SET TASK:
Could you output each line of the data that follows exactly?

STORED RECORDS:

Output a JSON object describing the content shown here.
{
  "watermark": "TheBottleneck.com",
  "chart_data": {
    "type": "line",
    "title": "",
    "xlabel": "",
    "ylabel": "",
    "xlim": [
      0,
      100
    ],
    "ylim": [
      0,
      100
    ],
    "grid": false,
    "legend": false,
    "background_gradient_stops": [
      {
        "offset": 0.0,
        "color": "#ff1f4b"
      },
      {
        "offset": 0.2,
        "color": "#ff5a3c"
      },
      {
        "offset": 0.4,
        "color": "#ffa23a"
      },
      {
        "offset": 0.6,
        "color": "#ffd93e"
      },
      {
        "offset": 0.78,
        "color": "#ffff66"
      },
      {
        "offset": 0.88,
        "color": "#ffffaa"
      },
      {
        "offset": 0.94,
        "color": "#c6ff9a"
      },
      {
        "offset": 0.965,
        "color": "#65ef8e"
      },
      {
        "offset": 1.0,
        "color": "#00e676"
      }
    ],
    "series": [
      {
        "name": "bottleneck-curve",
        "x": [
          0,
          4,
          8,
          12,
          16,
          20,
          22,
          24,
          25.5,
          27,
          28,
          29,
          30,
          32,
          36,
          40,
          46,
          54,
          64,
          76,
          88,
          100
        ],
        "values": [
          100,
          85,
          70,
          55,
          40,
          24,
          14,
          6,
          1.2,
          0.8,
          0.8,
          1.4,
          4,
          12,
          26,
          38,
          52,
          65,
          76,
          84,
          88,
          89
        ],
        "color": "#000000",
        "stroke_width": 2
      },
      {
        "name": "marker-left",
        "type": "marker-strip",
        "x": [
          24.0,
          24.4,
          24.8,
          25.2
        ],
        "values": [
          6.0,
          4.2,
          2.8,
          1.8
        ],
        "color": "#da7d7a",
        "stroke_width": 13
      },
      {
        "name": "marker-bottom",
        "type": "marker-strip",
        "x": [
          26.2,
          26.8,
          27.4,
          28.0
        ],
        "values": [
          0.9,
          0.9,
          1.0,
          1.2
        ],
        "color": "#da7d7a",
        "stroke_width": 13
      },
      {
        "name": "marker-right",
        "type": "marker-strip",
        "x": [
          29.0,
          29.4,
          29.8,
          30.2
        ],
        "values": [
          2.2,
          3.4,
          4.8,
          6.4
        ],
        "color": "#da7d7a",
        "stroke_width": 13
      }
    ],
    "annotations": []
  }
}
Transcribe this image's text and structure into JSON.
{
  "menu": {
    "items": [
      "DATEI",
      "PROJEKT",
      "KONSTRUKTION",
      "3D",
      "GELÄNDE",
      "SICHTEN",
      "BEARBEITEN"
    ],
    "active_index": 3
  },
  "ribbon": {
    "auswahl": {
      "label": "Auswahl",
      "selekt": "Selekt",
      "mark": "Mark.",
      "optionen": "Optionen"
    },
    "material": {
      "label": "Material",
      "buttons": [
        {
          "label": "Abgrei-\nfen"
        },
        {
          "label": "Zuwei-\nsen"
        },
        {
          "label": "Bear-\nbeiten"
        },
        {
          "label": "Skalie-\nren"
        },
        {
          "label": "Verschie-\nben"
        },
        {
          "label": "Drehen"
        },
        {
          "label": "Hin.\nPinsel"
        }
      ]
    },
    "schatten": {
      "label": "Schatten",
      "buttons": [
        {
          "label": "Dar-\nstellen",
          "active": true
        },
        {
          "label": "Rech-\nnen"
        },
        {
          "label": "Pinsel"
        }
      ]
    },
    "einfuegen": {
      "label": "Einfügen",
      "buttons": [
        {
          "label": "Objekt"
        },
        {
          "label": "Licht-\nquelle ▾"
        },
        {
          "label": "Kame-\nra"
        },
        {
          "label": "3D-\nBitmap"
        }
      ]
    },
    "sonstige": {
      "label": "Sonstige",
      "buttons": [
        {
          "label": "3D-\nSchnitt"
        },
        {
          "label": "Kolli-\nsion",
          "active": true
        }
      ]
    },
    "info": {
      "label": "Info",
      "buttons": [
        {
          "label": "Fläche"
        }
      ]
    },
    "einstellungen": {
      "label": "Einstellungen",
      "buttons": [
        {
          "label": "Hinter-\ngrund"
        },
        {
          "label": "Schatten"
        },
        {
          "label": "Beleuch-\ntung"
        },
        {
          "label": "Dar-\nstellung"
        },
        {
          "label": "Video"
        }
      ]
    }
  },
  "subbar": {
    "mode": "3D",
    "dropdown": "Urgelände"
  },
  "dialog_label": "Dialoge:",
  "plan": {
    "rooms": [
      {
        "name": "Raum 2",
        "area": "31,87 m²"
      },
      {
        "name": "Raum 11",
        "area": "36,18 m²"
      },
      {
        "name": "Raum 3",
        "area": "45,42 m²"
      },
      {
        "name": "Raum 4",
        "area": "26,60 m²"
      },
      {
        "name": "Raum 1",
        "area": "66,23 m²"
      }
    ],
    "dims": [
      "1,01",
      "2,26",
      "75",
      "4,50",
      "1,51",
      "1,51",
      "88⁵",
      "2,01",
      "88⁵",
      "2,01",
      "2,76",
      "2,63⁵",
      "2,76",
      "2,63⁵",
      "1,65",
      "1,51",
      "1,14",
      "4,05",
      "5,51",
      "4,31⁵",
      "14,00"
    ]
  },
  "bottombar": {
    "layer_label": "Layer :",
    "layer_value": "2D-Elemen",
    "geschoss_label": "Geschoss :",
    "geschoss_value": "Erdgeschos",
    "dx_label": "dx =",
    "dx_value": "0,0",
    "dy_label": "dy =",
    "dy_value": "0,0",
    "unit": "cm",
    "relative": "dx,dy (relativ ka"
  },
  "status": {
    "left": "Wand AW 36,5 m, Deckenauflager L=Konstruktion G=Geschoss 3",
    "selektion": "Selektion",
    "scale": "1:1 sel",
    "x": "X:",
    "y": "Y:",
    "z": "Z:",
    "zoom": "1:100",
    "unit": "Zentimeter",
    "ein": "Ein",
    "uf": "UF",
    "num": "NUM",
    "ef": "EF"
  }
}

OUTPUT BELOW:
Output a JSON object describing the content shown here.
{
  "watermark": "TheBottleneck.com",
  "chart_data": {
    "type": "line",
    "title": "",
    "xlabel": "",
    "ylabel": "",
    "xlim": [
      0,
      100
    ],
    "ylim": [
      0,
      100
    ],
    "grid": false,
    "legend": false,
    "background_gradient_stops": [
      {
        "offset": 0.0,
        "color": "#ff1f4b"
      },
      {
        "offset": 0.2,
        "color": "#ff5a3c"
      },
      {
        "offset": 0.4,
        "color": "#ffa23a"
      },
      {
        "offset": 0.6,
        "color": "#ffd93e"
      },
      {
        "offset": 0.78,
        "color": "#ffff66"
      },
      {
        "offset": 0.88,
        "color": "#ffffaa"
      },
      {
        "offset": 0.94,
        "color": "#c6ff9a"
      },
      {
        "offset": 0.965,
        "color": "#65ef8e"
      },
      {
        "offset": 1.0,
        "color": "#00e676"
      }
    ],
    "series": [
      {
        "name": "bottleneck-curve",
        "x": [
          0,
          4,
          8,
          12,
          16,
          20,
          22,
          24,
          25.5,
          27,
          28,
          29,
          30,
          32,
          36,
          40,
          46,
          54,
          64,
          76,
          88,
          100
        ],
        "values": [
          100,
          85,
          70,
          55,
          40,
          24,
          14,
          6,
          1.2,
          0.8,
          0.8,
          1.4,
          4,
          12,
          26,
          38,
          52,
          65,
          76,
          84,
          88,
          89
        ],
        "color": "#000000",
        "stroke_width": 2
      },
      {
        "name": "marker-left",
        "type": "marker-strip",
        "x": [
          24.0,
          24.4,
          24.8,
          25.2
        ],
        "values": [
          6.0,
          4.2,
          2.8,
          1.8
        ],
        "color": "#da7d7a",
        "stroke_width": 13
      },
      {
        "name": "marker-bottom",
        "type": "marker-strip",
        "x": [
          26.2,
          26.8,
          27.4,
          28.0
        ],
        "values": [
          0.9,
          0.9,
          1.0,
          1.2
        ],
        "color": "#da7d7a",
        "stroke_width": 13
      },
      {
        "name": "marker-right",
        "type": "marker-strip",
        "x": [
          29.0,
          29.4,
          29.8,
          30.2
        ],
        "values": [
          2.2,
          3.4,
          4.8,
          6.4
        ],
        "color": "#da7d7a",
        "stroke_width": 13
      }
    ],
    "annotations": []
  }
}
Transcribe this image's text and structure into JSON.
{
  "menu": {
    "items": [
      "DATEI",
      "PROJEKT",
      "KONSTRUKTION",
      "3D",
      "GELÄNDE",
      "SICHTEN",
      "BEARBEITEN"
    ],
    "active_index": 3
  },
  "ribbon": {
    "auswahl": {
      "label": "Auswahl",
      "selekt": "Selekt",
      "mark": "Mark.",
      "optionen": "Optionen"
    },
    "material": {
      "label": "Material",
      "buttons": [
        {
          "label": "Abgrei-\nfen"
        },
        {
          "label": "Zuwei-\nsen"
        },
        {
          "label": "Bear-\nbeiten"
        },
        {
          "label": "Skalie-\nren"
        },
        {
          "label": "Verschie-\nben"
        },
        {
          "label": "Drehen"
        },
        {
          "label": "Hin.\nPinsel"
        }
      ]
    },
    "schatten": {
      "label": "Schatten",
      "buttons": [
        {
          "label": "Dar-\nstellen",
          "active": true
        },
        {
          "label": "Rech-\nnen"
        },
        {
          "label": "Pinsel"
        }
      ]
    },
    "einfuegen": {
      "label": "Einfügen",
      "buttons": [
        {
          "label": "Objekt"
        },
        {
          "label": "Licht-\nquelle ▾"
        },
        {
          "label": "Kame-\nra"
        },
        {
          "label": "3D-\nBitmap"
        }
      ]
    },
    "sonstige": {
      "label": "Sonstige",
      "buttons": [
        {
          "label": "3D-\nSchnitt"
        },
        {
          "label": "Kolli-\nsion",
          "active": true
        }
      ]
    },
    "info": {
      "label": "Info",
      "buttons": [
        {
          "label": "Fläche"
        }
      ]
    },
    "einstellungen": {
      "label": "Einstellungen",
      "buttons": [
        {
          "label": "Hinter-\ngrund"
        },
        {
          "label": "Schatten"
        },
        {
          "label": "Beleuch-\ntung"
        },
        {
          "label": "Dar-\nstellung"
        },
        {
          "label": "Video"
        }
      ]
    }
  },
  "subbar": {
    "mode": "3D",
    "dropdown": "Urgelände"
  },
  "dialog_label": "Dialoge:",
  "plan": {
    "rooms": [
      {
        "name": "Raum 2",
        "area": "31,87 m²"
      },
      {
        "name": "Raum 11",
        "area": "36,18 m²"
      },
      {
        "name": "Raum 3",
        "area": "45,42 m²"
      },
      {
        "name": "Raum 4",
        "area": "26,60 m²"
      },
      {
        "name": "Raum 1",
        "area": "66,23 m²"
      }
    ],
    "dims": [
      "1,01",
      "2,26",
      "75",
      "4,50",
      "1,51",
      "1,51",
      "88⁵",
      "2,01",
      "88⁵",
      "2,01",
      "2,76",
      "2,63⁵",
      "2,76",
      "2,63⁵",
      "1,65",
      "1,51",
      "1,14",
      "4,05",
      "5,51",
      "4,31⁵",
      "14,00"
    ]
  },
  "bottombar": {
    "layer_label": "Layer :",
    "layer_value": "2D-Elemen",
    "geschoss_label": "Geschoss :",
    "geschoss_value": "Erdgeschos",
    "dx_label": "dx =",
    "dx_value": "0,0",
    "dy_label": "dy =",
    "dy_value": "0,0",
    "unit": "cm",
    "relative": "dx,dy (relativ ka"
  },
  "status": {
    "left": "Wand AW 36,5 m, Deckenauflager L=Konstruktion G=Geschoss 3",
    "selektion": "Selektion",
    "scale": "1:1 sel",
    "x": "X:",
    "y": "Y:",
    "z": "Z:",
    "zoom": "1:100",
    "unit": "Zentimeter",
    "ein": "Ein",
    "uf": "UF",
    "num": "NUM",
    "ef": "EF"
  }
}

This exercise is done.